[start of INPUT FOR THIS TASK]

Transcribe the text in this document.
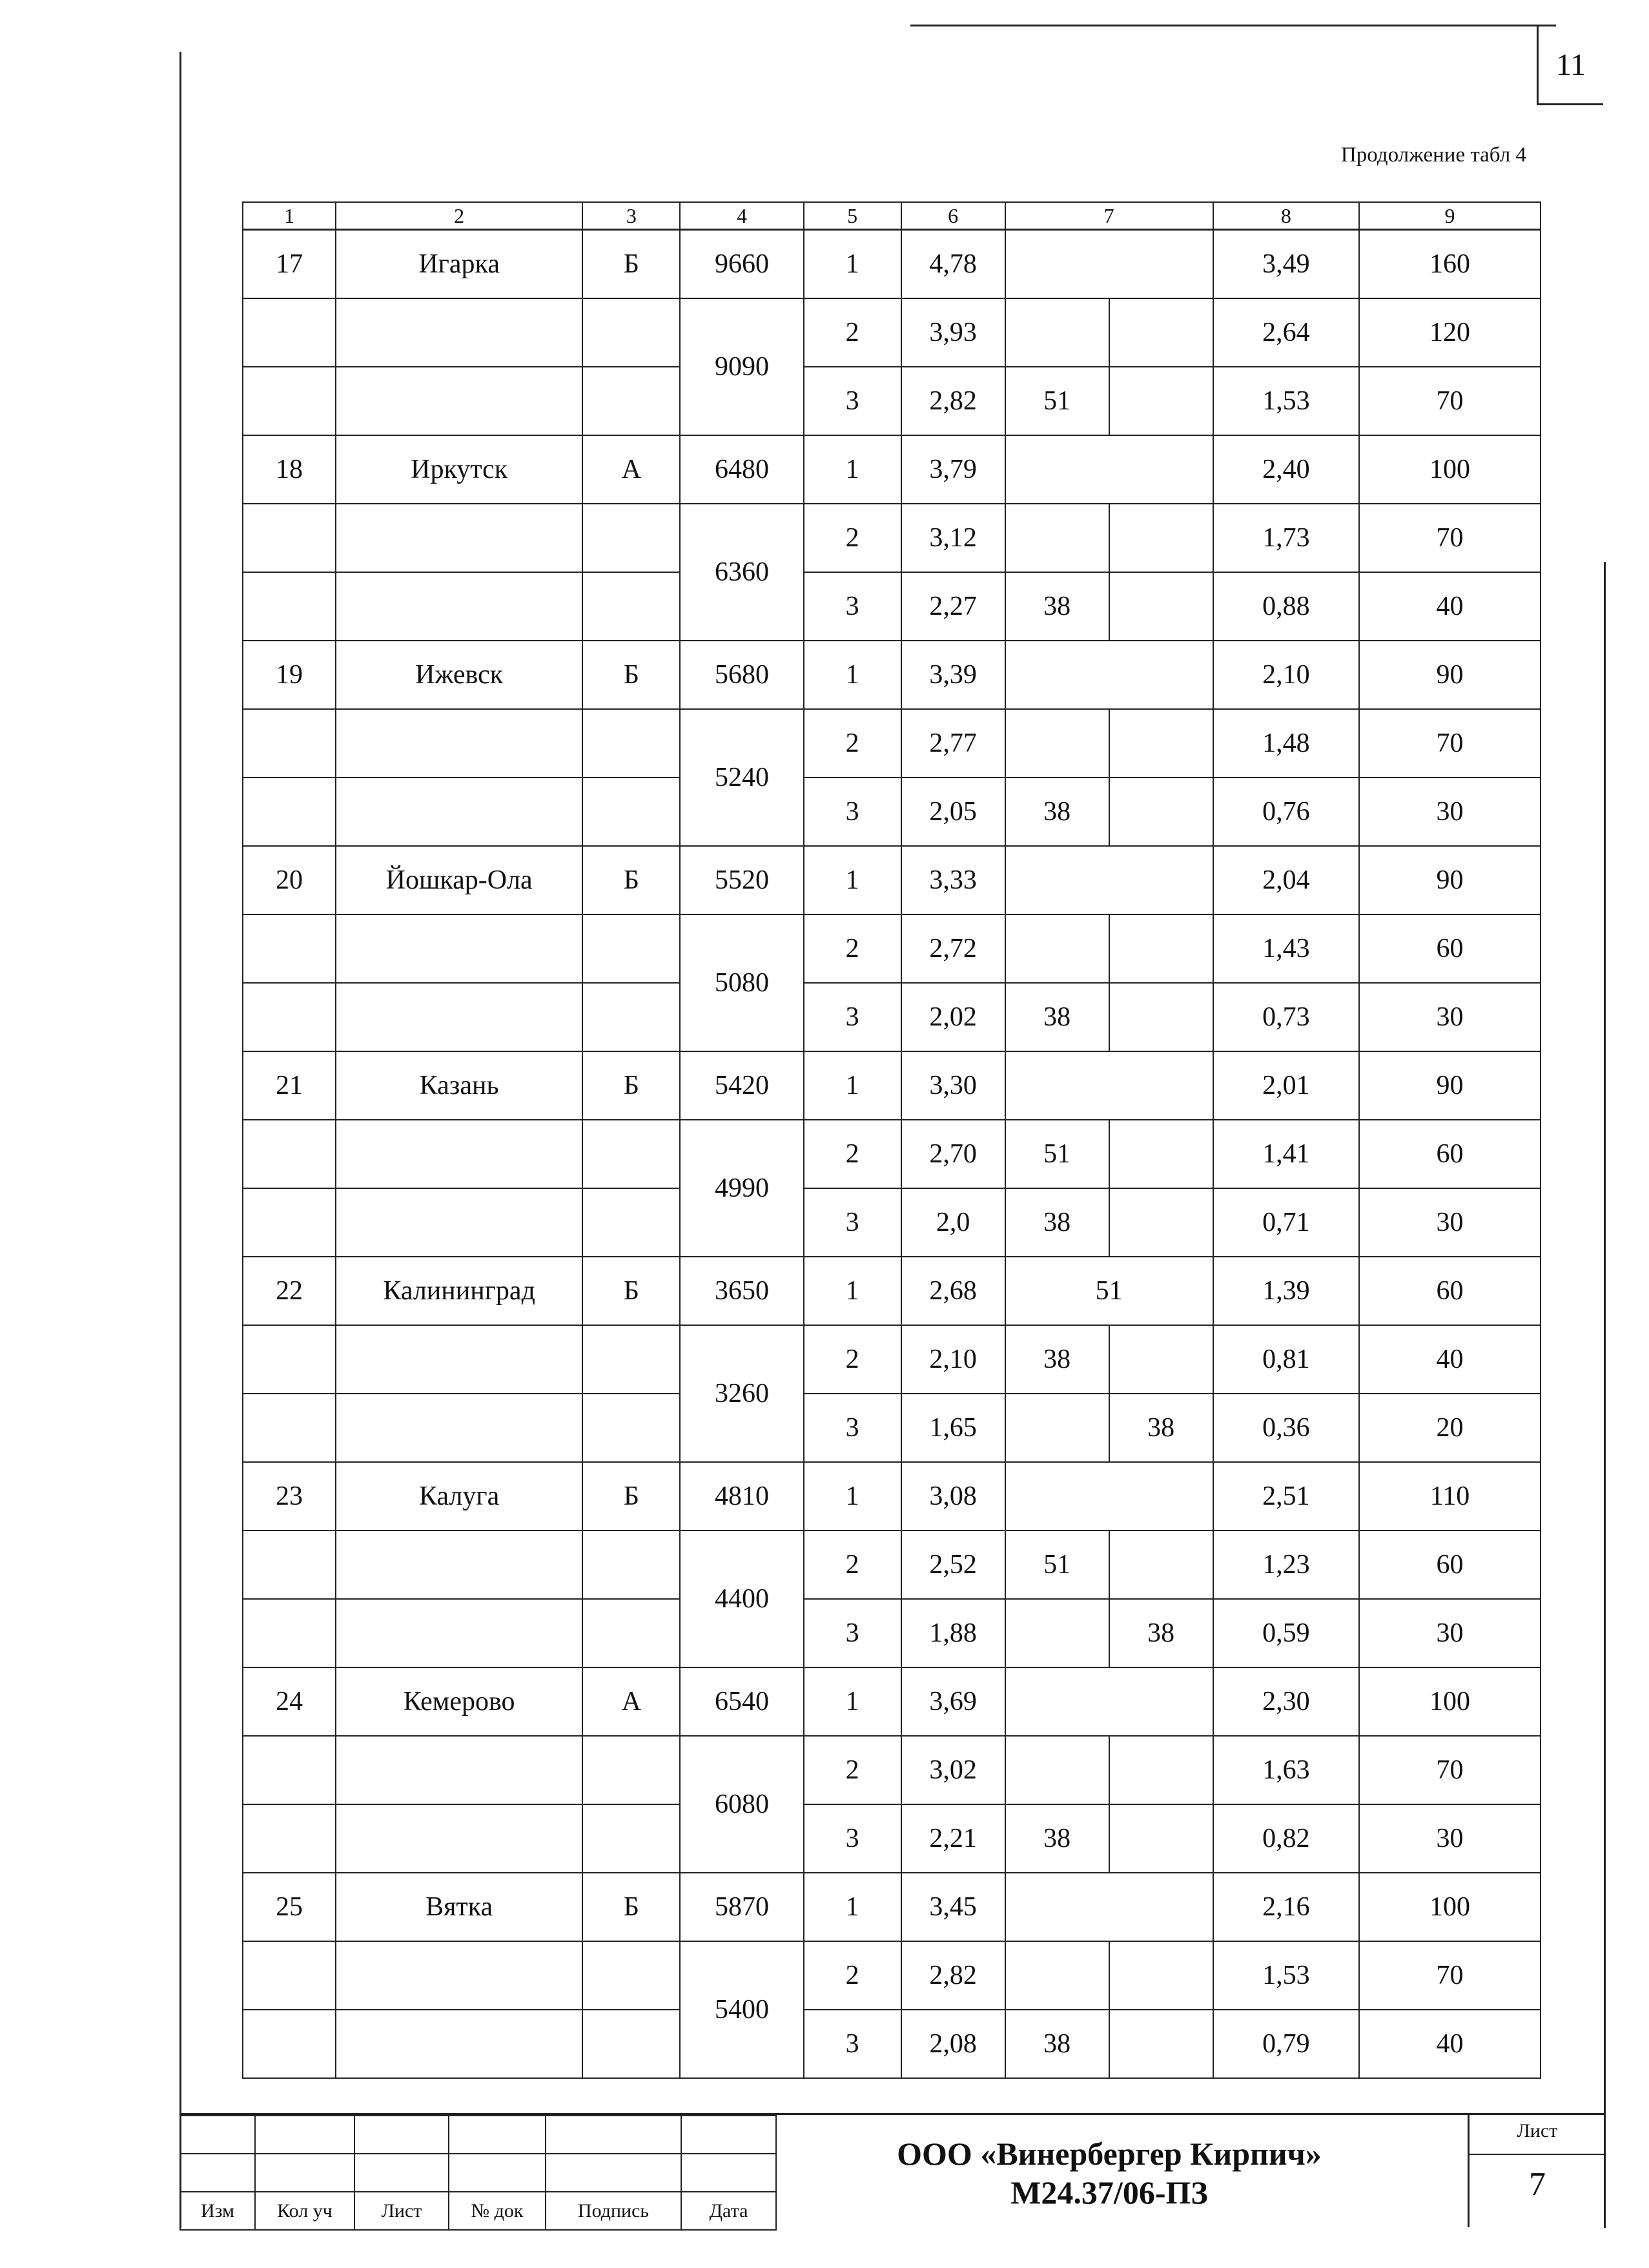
11
Продолжение табл 4
1	2	3	4	5	6	7		8	9
17	Игарка	Б	9660	1	4,78			3,49	160
			9090	2	3,93			2,64	120
				3	2,82	51		1,53	70
18	Иркутск	А	6480	1	3,79			2,40	100
			6360	2	3,12			1,73	70
				3	2,27	38		0,88	40
19	Ижевск	Б	5680	1	3,39			2,10	90
			5240	2	2,77			1,48	70
				3	2,05	38		0,76	30
20	Йошкар-Ола	Б	5520	1	3,33			2,04	90
			5080	2	2,72			1,43	60
				3	2,02	38		0,73	30
21	Казань	Б	5420	1	3,30			2,01	90
			4990	2	2,70	51		1,41	60
				3	2,0	38		0,71	30
22	Калининград	Б	3650	1	2,68	51		1,39	60
			3260	2	2,10	38		0,81	40
				3	1,65		38	0,36	20
23	Калуга	Б	4810	1	3,08			2,51	110
			4400	2	2,52	51		1,23	60
				3	1,88		38	0,59	30
24	Кемерово	А	6540	1	3,69			2,30	100
			6080	2	3,02			1,63	70
				3	2,21	38		0,82	30
25	Вятка	Б	5870	1	3,45			2,16	100
			5400	2	2,82			1,53	70
				3	2,08	38		0,79	40

Изм	Кол уч	Лист	№ док	Подпись	Дата
ООО «Винербергер Кирпич»
М24.37/06-ПЗ
Лист
7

[end of INPUT FOR THIS TASK]

WORK TO DO → Extract every line above containing the word "Лист".

FINAL RESULT →
Изм	Кол уч	Лист	№ док	Подпись	Дата
Лист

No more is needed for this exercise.